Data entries
---+---
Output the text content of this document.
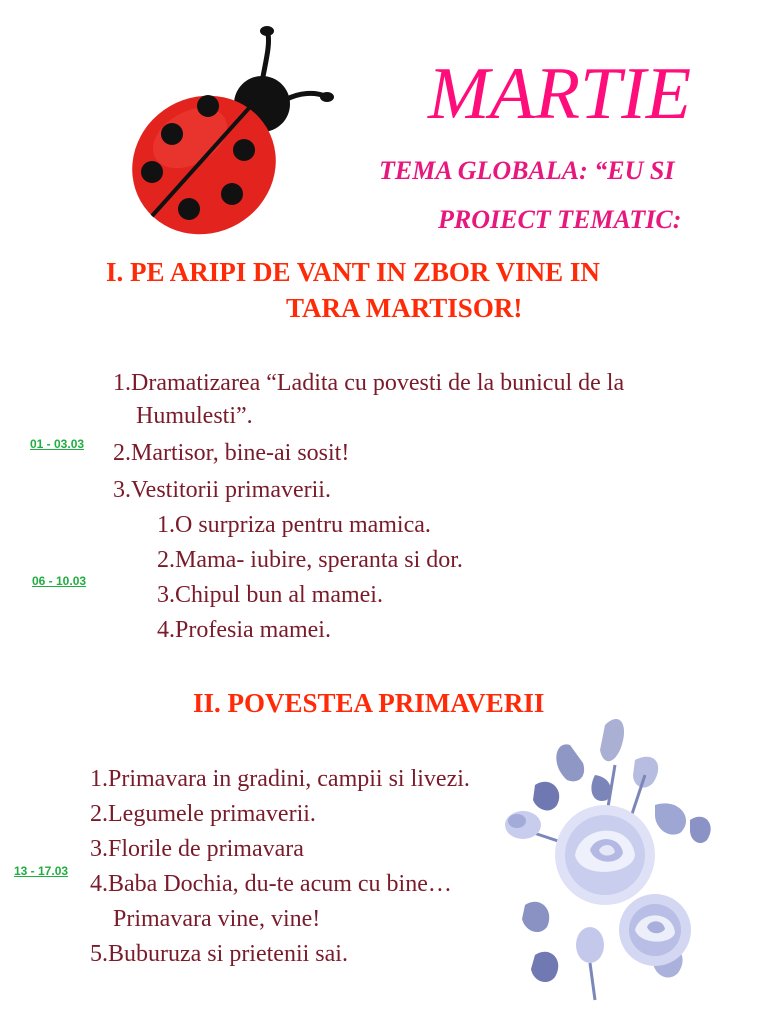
MARTIE
TEMA GLOBALA: “EU SI
PROIECT TEMATIC:
I. PE ARIPI DE VANT IN ZBOR VINE IN
TARA MARTISOR!
1.Dramatizarea “Ladita cu povesti de la bunicul de la
Humulesti”.
2.Martisor, bine-ai sosit!
3.Vestitorii primaverii.
1.O surpriza pentru mamica.
2.Mama- iubire, speranta si dor.
3.Chipul bun al mamei.
4.Profesia mamei.
01 - 03.03
06 - 10.03
II. POVESTEA PRIMAVERII
1.Primavara in gradini, campii si livezi.
2.Legumele primaverii.
3.Florile de primavara
4.Baba Dochia, du-te acum cu bine…
Primavara vine, vine!
5.Buburuza si prietenii sai.
13 - 17.03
---+---
WORK TO DO >> Omit the pictures, then output the rest of the listing exactly.

RESPONSE TO THE EXERCISE >>
Output the text content of this document.
MARTIE
TEMA GLOBALA: “EU SI
PROIECT TEMATIC:
I. PE ARIPI DE VANT IN ZBOR VINE IN
TARA MARTISOR!
1.Dramatizarea “Ladita cu povesti de la bunicul de la
Humulesti”.
2.Martisor, bine-ai sosit!
3.Vestitorii primaverii.
1.O surpriza pentru mamica.
2.Mama- iubire, speranta si dor.
3.Chipul bun al mamei.
4.Profesia mamei.
01 - 03.03
06 - 10.03
II. POVESTEA PRIMAVERII
1.Primavara in gradini, campii si livezi.
2.Legumele primaverii.
3.Florile de primavara
4.Baba Dochia, du-te acum cu bine…
Primavara vine, vine!
5.Buburuza si prietenii sai.
13 - 17.03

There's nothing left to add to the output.